• [Written task] Copy out the entries exactly, from the first line to the last.

::::

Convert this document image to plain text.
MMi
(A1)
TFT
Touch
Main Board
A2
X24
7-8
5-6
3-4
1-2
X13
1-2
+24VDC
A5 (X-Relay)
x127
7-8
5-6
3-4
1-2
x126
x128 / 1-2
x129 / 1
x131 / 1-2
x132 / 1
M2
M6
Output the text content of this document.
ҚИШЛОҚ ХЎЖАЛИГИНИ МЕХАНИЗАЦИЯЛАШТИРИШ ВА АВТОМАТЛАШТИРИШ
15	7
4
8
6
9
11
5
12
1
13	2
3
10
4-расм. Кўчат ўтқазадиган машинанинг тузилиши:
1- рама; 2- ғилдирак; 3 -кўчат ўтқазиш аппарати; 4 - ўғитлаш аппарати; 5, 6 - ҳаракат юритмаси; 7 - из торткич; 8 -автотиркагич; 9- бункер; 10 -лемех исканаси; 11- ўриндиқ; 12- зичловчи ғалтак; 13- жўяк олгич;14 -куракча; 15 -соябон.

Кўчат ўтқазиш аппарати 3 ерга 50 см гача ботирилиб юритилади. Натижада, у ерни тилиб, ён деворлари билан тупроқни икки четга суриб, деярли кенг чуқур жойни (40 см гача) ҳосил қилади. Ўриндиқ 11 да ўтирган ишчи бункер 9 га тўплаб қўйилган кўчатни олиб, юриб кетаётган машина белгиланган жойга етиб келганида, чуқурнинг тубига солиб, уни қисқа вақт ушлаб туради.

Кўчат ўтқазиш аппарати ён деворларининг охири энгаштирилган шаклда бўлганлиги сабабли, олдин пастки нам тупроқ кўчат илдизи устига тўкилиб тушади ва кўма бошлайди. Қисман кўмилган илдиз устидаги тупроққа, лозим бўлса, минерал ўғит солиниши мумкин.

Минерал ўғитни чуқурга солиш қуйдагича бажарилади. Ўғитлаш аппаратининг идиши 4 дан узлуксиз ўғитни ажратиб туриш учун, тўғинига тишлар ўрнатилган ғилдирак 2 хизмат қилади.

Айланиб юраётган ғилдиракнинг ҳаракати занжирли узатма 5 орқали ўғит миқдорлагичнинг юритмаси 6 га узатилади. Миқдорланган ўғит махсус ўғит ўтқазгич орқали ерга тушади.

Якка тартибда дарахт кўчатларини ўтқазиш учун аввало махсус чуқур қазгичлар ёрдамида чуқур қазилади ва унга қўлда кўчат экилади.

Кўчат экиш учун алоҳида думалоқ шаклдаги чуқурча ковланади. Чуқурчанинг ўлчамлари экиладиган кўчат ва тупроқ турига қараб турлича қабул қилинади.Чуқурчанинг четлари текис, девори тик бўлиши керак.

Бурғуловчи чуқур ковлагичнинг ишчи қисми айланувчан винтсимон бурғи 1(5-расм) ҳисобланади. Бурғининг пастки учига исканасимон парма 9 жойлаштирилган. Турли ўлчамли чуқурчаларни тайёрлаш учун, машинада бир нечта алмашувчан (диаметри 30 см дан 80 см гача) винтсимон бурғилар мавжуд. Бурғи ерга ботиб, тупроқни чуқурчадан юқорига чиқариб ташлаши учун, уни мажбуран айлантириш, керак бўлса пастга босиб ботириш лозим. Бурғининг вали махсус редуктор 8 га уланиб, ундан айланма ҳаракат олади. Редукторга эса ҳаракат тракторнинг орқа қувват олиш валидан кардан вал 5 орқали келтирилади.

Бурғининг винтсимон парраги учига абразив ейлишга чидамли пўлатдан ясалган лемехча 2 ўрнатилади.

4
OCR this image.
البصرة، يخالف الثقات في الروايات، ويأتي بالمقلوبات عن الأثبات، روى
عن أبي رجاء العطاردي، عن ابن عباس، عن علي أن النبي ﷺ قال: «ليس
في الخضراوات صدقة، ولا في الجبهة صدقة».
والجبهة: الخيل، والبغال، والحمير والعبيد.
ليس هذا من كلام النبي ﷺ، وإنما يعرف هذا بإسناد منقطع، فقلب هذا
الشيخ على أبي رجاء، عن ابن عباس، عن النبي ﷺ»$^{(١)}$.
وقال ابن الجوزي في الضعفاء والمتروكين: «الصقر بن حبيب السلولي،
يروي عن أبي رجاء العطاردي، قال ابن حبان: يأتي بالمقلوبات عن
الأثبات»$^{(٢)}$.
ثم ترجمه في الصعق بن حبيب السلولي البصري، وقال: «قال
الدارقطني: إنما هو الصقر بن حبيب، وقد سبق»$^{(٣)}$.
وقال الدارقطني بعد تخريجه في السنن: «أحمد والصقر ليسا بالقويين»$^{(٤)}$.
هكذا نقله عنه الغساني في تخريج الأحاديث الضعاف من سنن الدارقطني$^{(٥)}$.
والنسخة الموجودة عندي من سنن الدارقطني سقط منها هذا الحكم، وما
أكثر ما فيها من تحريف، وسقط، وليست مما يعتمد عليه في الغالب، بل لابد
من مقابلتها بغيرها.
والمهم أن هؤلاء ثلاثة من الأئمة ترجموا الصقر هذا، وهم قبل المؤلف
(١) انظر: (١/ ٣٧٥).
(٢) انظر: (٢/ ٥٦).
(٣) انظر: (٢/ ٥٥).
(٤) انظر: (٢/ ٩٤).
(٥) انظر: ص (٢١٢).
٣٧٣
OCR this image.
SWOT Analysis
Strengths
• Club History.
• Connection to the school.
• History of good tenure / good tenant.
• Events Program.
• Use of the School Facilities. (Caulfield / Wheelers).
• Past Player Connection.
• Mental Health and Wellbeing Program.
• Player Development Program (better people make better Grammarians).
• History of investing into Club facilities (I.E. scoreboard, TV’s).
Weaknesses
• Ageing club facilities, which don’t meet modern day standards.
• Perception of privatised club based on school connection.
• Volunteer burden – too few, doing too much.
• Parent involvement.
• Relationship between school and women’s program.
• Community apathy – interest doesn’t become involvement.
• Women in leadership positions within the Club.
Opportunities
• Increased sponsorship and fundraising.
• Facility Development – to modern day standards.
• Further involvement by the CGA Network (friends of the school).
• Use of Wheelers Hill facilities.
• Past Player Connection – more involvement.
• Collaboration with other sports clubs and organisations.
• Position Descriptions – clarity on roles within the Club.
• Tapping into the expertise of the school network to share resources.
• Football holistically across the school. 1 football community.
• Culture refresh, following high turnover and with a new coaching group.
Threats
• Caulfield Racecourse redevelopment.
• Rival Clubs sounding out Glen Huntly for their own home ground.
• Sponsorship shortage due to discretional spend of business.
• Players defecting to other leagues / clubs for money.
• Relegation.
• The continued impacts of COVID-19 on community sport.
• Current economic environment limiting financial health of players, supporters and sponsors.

::::

• [Solution for this problem]
Convert this document image to plain text.
MMi
(A1)
TFT
Touch
Main Board
A2
X24
7-8
5-6
3-4
1-2
X13
1-2
+24VDC
A5 (X-Relay)
x127
7-8
5-6
3-4
1-2
x126
x128 / 1-2
x129 / 1
x131 / 1-2
x132 / 1
M2
M6
Output the text content of this document.
ҚИШЛОҚ ХЎЖАЛИГИНИ МЕХАНИЗАЦИЯЛАШТИРИШ ВА АВТОМАТЛАШТИРИШ
15	7
4
8
6
9
11
5
12
1
13	2
3
10
4-расм. Кўчат ўтқазадиган машинанинг тузилиши:
1- рама; 2- ғилдирак; 3 -кўчат ўтқазиш аппарати; 4 - ўғитлаш аппарати; 5, 6 - ҳаракат юритмаси; 7 - из торткич; 8 -автотиркагич; 9- бункер; 10 -лемех исканаси; 11- ўриндиқ; 12- зичловчи ғалтак; 13- жўяк олгич;14 -куракча; 15 -соябон.

Кўчат ўтқазиш аппарати 3 ерга 50 см гача ботирилиб юритилади. Натижада, у ерни тилиб, ён деворлари билан тупроқни икки четга суриб, деярли кенг чуқур жойни (40 см гача) ҳосил қилади. Ўриндиқ 11 да ўтирган ишчи бункер 9 га тўплаб қўйилган кўчатни олиб, юриб кетаётган машина белгиланган жойга етиб келганида, чуқурнинг тубига солиб, уни қисқа вақт ушлаб туради.

Кўчат ўтқазиш аппарати ён деворларининг охири энгаштирилган шаклда бўлганлиги сабабли, олдин пастки нам тупроқ кўчат илдизи устига тўкилиб тушади ва кўма бошлайди. Қисман кўмилган илдиз устидаги тупроққа, лозим бўлса, минерал ўғит солиниши мумкин.

Минерал ўғитни чуқурга солиш қуйдагича бажарилади. Ўғитлаш аппаратининг идиши 4 дан узлуксиз ўғитни ажратиб туриш учун, тўғинига тишлар ўрнатилган ғилдирак 2 хизмат қилади.

Айланиб юраётган ғилдиракнинг ҳаракати занжирли узатма 5 орқали ўғит миқдорлагичнинг юритмаси 6 га узатилади. Миқдорланган ўғит махсус ўғит ўтқазгич орқали ерга тушади.

Якка тартибда дарахт кўчатларини ўтқазиш учун аввало махсус чуқур қазгичлар ёрдамида чуқур қазилади ва унга қўлда кўчат экилади.

Кўчат экиш учун алоҳида думалоқ шаклдаги чуқурча ковланади. Чуқурчанинг ўлчамлари экиладиган кўчат ва тупроқ турига қараб турлича қабул қилинади.Чуқурчанинг четлари текис, девори тик бўлиши керак.

Бурғуловчи чуқур ковлагичнинг ишчи қисми айланувчан винтсимон бурғи 1(5-расм) ҳисобланади. Бурғининг пастки учига исканасимон парма 9 жойлаштирилган. Турли ўлчамли чуқурчаларни тайёрлаш учун, машинада бир нечта алмашувчан (диаметри 30 см дан 80 см гача) винтсимон бурғилар мавжуд. Бурғи ерга ботиб, тупроқни чуқурчадан юқорига чиқариб ташлаши учун, уни мажбуран айлантириш, керак бўлса пастга босиб ботириш лозим. Бурғининг вали махсус редуктор 8 га уланиб, ундан айланма ҳаракат олади. Редукторга эса ҳаракат тракторнинг орқа қувват олиш валидан кардан вал 5 орқали келтирилади.

Бурғининг винтсимон парраги учига абразив ейлишга чидамли пўлатдан ясалган лемехча 2 ўрнатилади.

4
OCR this image.
البصرة، يخالف الثقات في الروايات، ويأتي بالمقلوبات عن الأثبات، روى
عن أبي رجاء العطاردي، عن ابن عباس، عن علي أن النبي ﷺ قال: «ليس
في الخضراوات صدقة، ولا في الجبهة صدقة».
والجبهة: الخيل، والبغال، والحمير والعبيد.
ليس هذا من كلام النبي ﷺ، وإنما يعرف هذا بإسناد منقطع، فقلب هذا
الشيخ على أبي رجاء، عن ابن عباس، عن النبي ﷺ»$^{(١)}$.
وقال ابن الجوزي في الضعفاء والمتروكين: «الصقر بن حبيب السلولي،
يروي عن أبي رجاء العطاردي، قال ابن حبان: يأتي بالمقلوبات عن
الأثبات»$^{(٢)}$.
ثم ترجمه في الصعق بن حبيب السلولي البصري، وقال: «قال
الدارقطني: إنما هو الصقر بن حبيب، وقد سبق»$^{(٣)}$.
وقال الدارقطني بعد تخريجه في السنن: «أحمد والصقر ليسا بالقويين»$^{(٤)}$.
هكذا نقله عنه الغساني في تخريج الأحاديث الضعاف من سنن الدارقطني$^{(٥)}$.
والنسخة الموجودة عندي من سنن الدارقطني سقط منها هذا الحكم، وما
أكثر ما فيها من تحريف، وسقط، وليست مما يعتمد عليه في الغالب، بل لابد
من مقابلتها بغيرها.
والمهم أن هؤلاء ثلاثة من الأئمة ترجموا الصقر هذا، وهم قبل المؤلف
(١) انظر: (١/ ٣٧٥).
(٢) انظر: (٢/ ٥٦).
(٣) انظر: (٢/ ٥٥).
(٤) انظر: (٢/ ٩٤).
(٥) انظر: ص (٢١٢).
٣٧٣
OCR this image.
SWOT Analysis
Strengths
• Club History.
• Connection to the school.
• History of good tenure / good tenant.
• Events Program.
• Use of the School Facilities. (Caulfield / Wheelers).
• Past Player Connection.
• Mental Health and Wellbeing Program.
• Player Development Program (better people make better Grammarians).
• History of investing into Club facilities (I.E. scoreboard, TV’s).
Weaknesses
• Ageing club facilities, which don’t meet modern day standards.
• Perception of privatised club based on school connection.
• Volunteer burden – too few, doing too much.
• Parent involvement.
• Relationship between school and women’s program.
• Community apathy – interest doesn’t become involvement.
• Women in leadership positions within the Club.
Opportunities
• Increased sponsorship and fundraising.
• Facility Development – to modern day standards.
• Further involvement by the CGA Network (friends of the school).
• Use of Wheelers Hill facilities.
• Past Player Connection – more involvement.
• Collaboration with other sports clubs and organisations.
• Position Descriptions – clarity on roles within the Club.
• Tapping into the expertise of the school network to share resources.
• Football holistically across the school. 1 football community.
• Culture refresh, following high turnover and with a new coaching group.
Threats
• Caulfield Racecourse redevelopment.
• Rival Clubs sounding out Glen Huntly for their own home ground.
• Sponsorship shortage due to discretional spend of business.
• Players defecting to other leagues / clubs for money.
• Relegation.
• The continued impacts of COVID-19 on community sport.
• Current economic environment limiting financial health of players, supporters and sponsors.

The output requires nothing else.